### Source data
###

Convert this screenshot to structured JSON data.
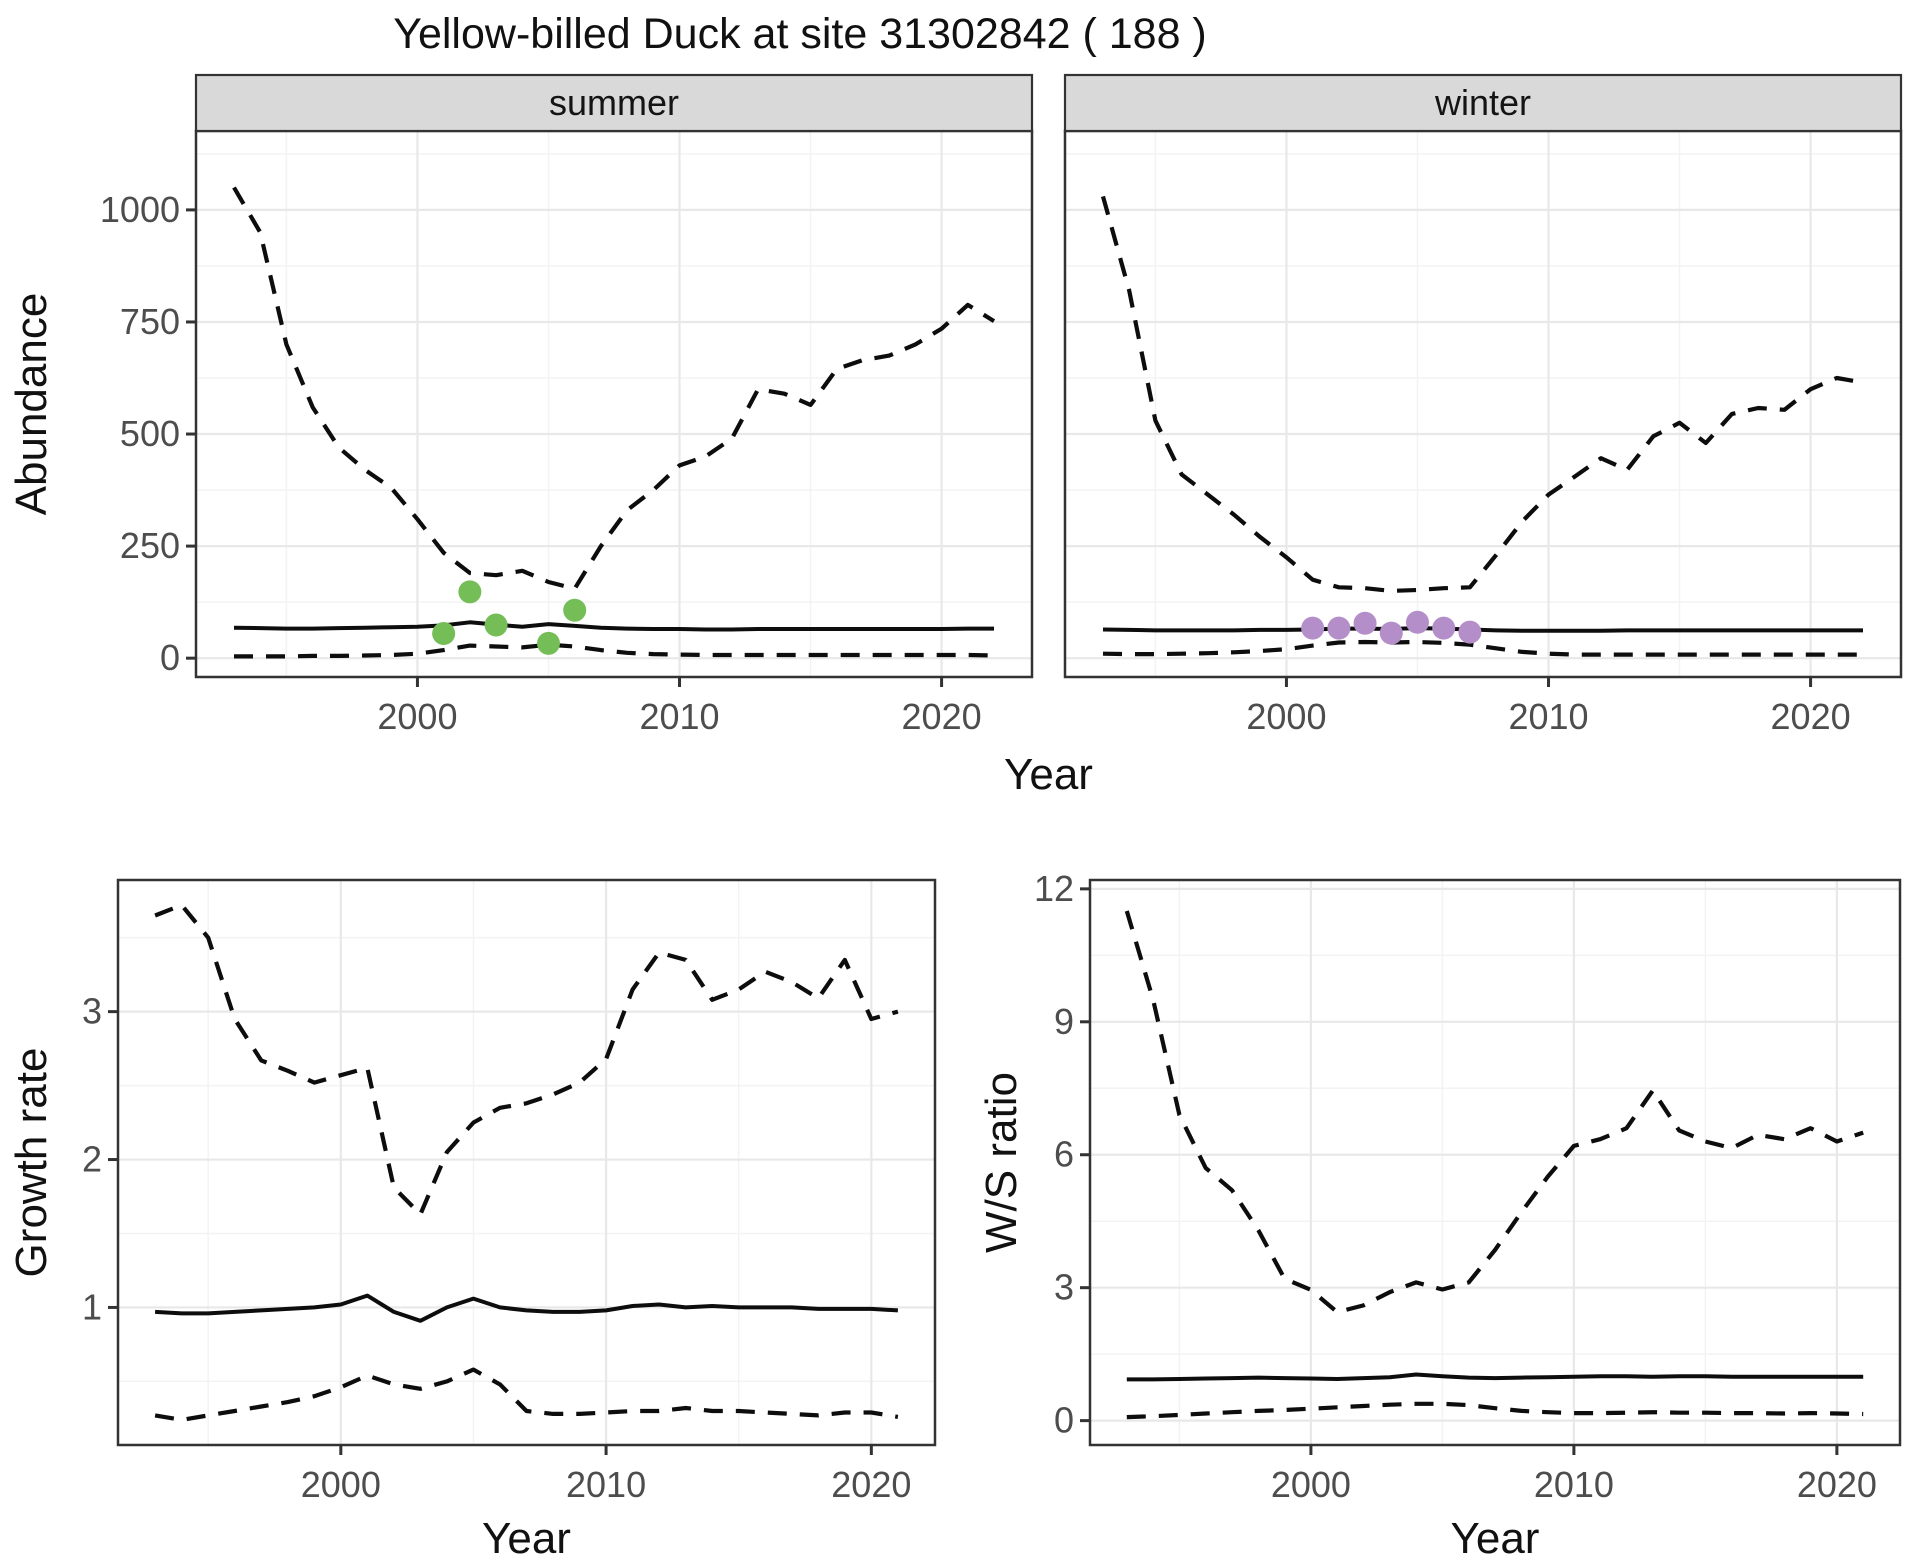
{
  "title": "Yellow-billed Duck at site 31302842 ( 188 )",
  "colors": {
    "summer_points": "#74bd57",
    "winter_points": "#b48ec9",
    "line": "#0d0d0d",
    "strip_bg": "#d9d9d9",
    "strip_text": "#141414",
    "panel_border": "#333333",
    "grid_major": "#e8e8e8",
    "grid_minor": "#f3f3f3",
    "tick_mark": "#333333",
    "tick_text": "#4d4d4d",
    "label_text": "#111111"
  },
  "chart_data": [
    {
      "id": "abundance-summer",
      "type": "line",
      "facet_label": "summer",
      "ylabel": "Abundance",
      "xlabel": "Year",
      "shared_xlabel": true,
      "show_yaxis_labels": true,
      "x": [
        1993,
        1994,
        1995,
        1996,
        1997,
        1998,
        1999,
        2000,
        2001,
        2002,
        2003,
        2004,
        2005,
        2006,
        2007,
        2008,
        2009,
        2010,
        2011,
        2012,
        2013,
        2014,
        2015,
        2016,
        2017,
        2018,
        2019,
        2020,
        2021,
        2022
      ],
      "series": [
        {
          "name": "upper-95ci",
          "style": "dashed",
          "values": [
            1050,
            950,
            700,
            560,
            470,
            420,
            380,
            310,
            235,
            190,
            185,
            195,
            170,
            155,
            250,
            330,
            375,
            430,
            450,
            490,
            600,
            590,
            565,
            645,
            665,
            675,
            700,
            735,
            788,
            752
          ]
        },
        {
          "name": "median",
          "style": "solid",
          "values": [
            68,
            67,
            66,
            66,
            67,
            68,
            69,
            70,
            73,
            80,
            75,
            70,
            76,
            72,
            68,
            66,
            65,
            65,
            64,
            64,
            65,
            65,
            65,
            65,
            65,
            65,
            65,
            65,
            66,
            66
          ]
        },
        {
          "name": "lower-95ci",
          "style": "dashed",
          "values": [
            4,
            4,
            4,
            5,
            5,
            6,
            7,
            10,
            18,
            28,
            26,
            24,
            30,
            26,
            18,
            12,
            9,
            8,
            7,
            7,
            7,
            7,
            7,
            7,
            7,
            7,
            7,
            7,
            7,
            6
          ]
        }
      ],
      "points": {
        "name": "observed-counts",
        "color_key": "summer_points",
        "x": [
          2001,
          2002,
          2003,
          2005,
          2006
        ],
        "y": [
          55,
          148,
          74,
          33,
          107
        ]
      },
      "xlim": [
        1991.55,
        2023.45
      ],
      "ylim": [
        -42,
        1176
      ],
      "xticks": [
        2000,
        2010,
        2020
      ],
      "yticks": [
        0,
        250,
        500,
        750,
        1000
      ],
      "xminor": [
        1995,
        2005,
        2015
      ],
      "yminor": [
        125,
        375,
        625,
        875,
        1125
      ],
      "grid": true
    },
    {
      "id": "abundance-winter",
      "type": "line",
      "facet_label": "winter",
      "ylabel": "Abundance",
      "xlabel": "Year",
      "shared_xlabel": true,
      "show_yaxis_labels": false,
      "x": [
        1993,
        1994,
        1995,
        1996,
        1997,
        1998,
        1999,
        2000,
        2001,
        2002,
        2003,
        2004,
        2005,
        2006,
        2007,
        2008,
        2009,
        2010,
        2011,
        2012,
        2013,
        2014,
        2015,
        2016,
        2017,
        2018,
        2019,
        2020,
        2021,
        2022
      ],
      "series": [
        {
          "name": "upper-95ci",
          "style": "dashed",
          "values": [
            1030,
            820,
            530,
            410,
            365,
            320,
            270,
            225,
            175,
            158,
            156,
            150,
            152,
            156,
            158,
            230,
            305,
            365,
            405,
            446,
            420,
            495,
            525,
            480,
            545,
            558,
            554,
            600,
            625,
            615
          ]
        },
        {
          "name": "median",
          "style": "solid",
          "values": [
            64,
            63,
            62,
            62,
            62,
            62,
            63,
            63,
            64,
            66,
            66,
            65,
            67,
            66,
            64,
            62,
            61,
            61,
            61,
            61,
            62,
            62,
            62,
            62,
            62,
            62,
            62,
            62,
            62,
            62
          ]
        },
        {
          "name": "lower-95ci",
          "style": "dashed",
          "values": [
            10,
            9,
            9,
            10,
            11,
            13,
            16,
            20,
            28,
            35,
            36,
            35,
            36,
            34,
            30,
            22,
            14,
            10,
            8,
            8,
            8,
            8,
            8,
            8,
            8,
            8,
            8,
            8,
            8,
            8
          ]
        }
      ],
      "points": {
        "name": "observed-counts",
        "color_key": "winter_points",
        "x": [
          2001,
          2002,
          2003,
          2004,
          2005,
          2006,
          2007
        ],
        "y": [
          67,
          67,
          78,
          56,
          80,
          67,
          58
        ]
      },
      "xlim": [
        1991.55,
        2023.45
      ],
      "ylim": [
        -42,
        1176
      ],
      "xticks": [
        2000,
        2010,
        2020
      ],
      "yticks": [
        0,
        250,
        500,
        750,
        1000
      ],
      "xminor": [
        1995,
        2005,
        2015
      ],
      "yminor": [
        125,
        375,
        625,
        875,
        1125
      ],
      "grid": true
    },
    {
      "id": "growth-rate",
      "type": "line",
      "facet_label": null,
      "ylabel": "Growth rate",
      "xlabel": "Year",
      "shared_xlabel": false,
      "show_yaxis_labels": true,
      "x": [
        1993,
        1994,
        1995,
        1996,
        1997,
        1998,
        1999,
        2000,
        2001,
        2002,
        2003,
        2004,
        2005,
        2006,
        2007,
        2008,
        2009,
        2010,
        2011,
        2012,
        2013,
        2014,
        2015,
        2016,
        2017,
        2018,
        2019,
        2020,
        2021
      ],
      "series": [
        {
          "name": "upper-95ci",
          "style": "dashed",
          "values": [
            3.65,
            3.72,
            3.5,
            2.95,
            2.67,
            2.6,
            2.52,
            2.57,
            2.62,
            1.81,
            1.63,
            2.05,
            2.25,
            2.35,
            2.38,
            2.44,
            2.52,
            2.68,
            3.15,
            3.4,
            3.35,
            3.08,
            3.15,
            3.27,
            3.2,
            3.09,
            3.35,
            2.95,
            3.0
          ]
        },
        {
          "name": "median",
          "style": "solid",
          "values": [
            0.97,
            0.96,
            0.96,
            0.97,
            0.98,
            0.99,
            1.0,
            1.02,
            1.08,
            0.97,
            0.91,
            1.0,
            1.06,
            1.0,
            0.98,
            0.97,
            0.97,
            0.98,
            1.01,
            1.02,
            1.0,
            1.01,
            1.0,
            1.0,
            1.0,
            0.99,
            0.99,
            0.99,
            0.98
          ]
        },
        {
          "name": "lower-95ci",
          "style": "dashed",
          "values": [
            0.27,
            0.24,
            0.27,
            0.3,
            0.33,
            0.36,
            0.4,
            0.46,
            0.54,
            0.48,
            0.45,
            0.5,
            0.58,
            0.48,
            0.3,
            0.28,
            0.28,
            0.29,
            0.3,
            0.3,
            0.32,
            0.3,
            0.3,
            0.29,
            0.28,
            0.27,
            0.29,
            0.29,
            0.26
          ]
        }
      ],
      "points": null,
      "xlim": [
        1991.6,
        2022.4
      ],
      "ylim": [
        0.07,
        3.89
      ],
      "xticks": [
        2000,
        2010,
        2020
      ],
      "yticks": [
        1,
        2,
        3
      ],
      "xminor": [
        1995,
        2005,
        2015
      ],
      "yminor": [
        0.5,
        1.5,
        2.5,
        3.5
      ],
      "grid": true
    },
    {
      "id": "ws-ratio",
      "type": "line",
      "facet_label": null,
      "ylabel": "W/S ratio",
      "xlabel": "Year",
      "shared_xlabel": false,
      "show_yaxis_labels": true,
      "x": [
        1993,
        1994,
        1995,
        1996,
        1997,
        1998,
        1999,
        2000,
        2001,
        2002,
        2003,
        2004,
        2005,
        2006,
        2007,
        2008,
        2009,
        2010,
        2011,
        2012,
        2013,
        2014,
        2015,
        2016,
        2017,
        2018,
        2019,
        2020,
        2021
      ],
      "series": [
        {
          "name": "upper-95ci",
          "style": "dashed",
          "values": [
            11.5,
            9.5,
            6.9,
            5.7,
            5.2,
            4.3,
            3.2,
            2.95,
            2.45,
            2.6,
            2.9,
            3.12,
            2.96,
            3.12,
            3.85,
            4.7,
            5.5,
            6.2,
            6.35,
            6.6,
            7.45,
            6.55,
            6.3,
            6.15,
            6.45,
            6.35,
            6.6,
            6.3,
            6.5
          ]
        },
        {
          "name": "median",
          "style": "solid",
          "values": [
            0.93,
            0.93,
            0.94,
            0.95,
            0.96,
            0.97,
            0.96,
            0.95,
            0.94,
            0.96,
            0.98,
            1.04,
            1.0,
            0.97,
            0.96,
            0.97,
            0.98,
            0.99,
            1.0,
            1.0,
            0.99,
            1.0,
            1.0,
            0.99,
            0.99,
            0.99,
            0.99,
            0.99,
            0.99
          ]
        },
        {
          "name": "lower-95ci",
          "style": "dashed",
          "values": [
            0.08,
            0.1,
            0.13,
            0.16,
            0.19,
            0.22,
            0.24,
            0.27,
            0.3,
            0.33,
            0.36,
            0.38,
            0.38,
            0.35,
            0.28,
            0.22,
            0.19,
            0.17,
            0.17,
            0.18,
            0.19,
            0.18,
            0.18,
            0.17,
            0.17,
            0.16,
            0.17,
            0.16,
            0.15
          ]
        }
      ],
      "points": null,
      "xlim": [
        1991.6,
        2022.4
      ],
      "ylim": [
        -0.55,
        12.2
      ],
      "xticks": [
        2000,
        2010,
        2020
      ],
      "yticks": [
        0,
        3,
        6,
        9,
        12
      ],
      "xminor": [
        1995,
        2005,
        2015
      ],
      "yminor": [
        1.5,
        4.5,
        7.5,
        10.5
      ],
      "grid": true
    }
  ]
}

###

### Your instructions
Find the lines of the material that hold the word "ylabel" and report their count alone.

### Exercise answer
4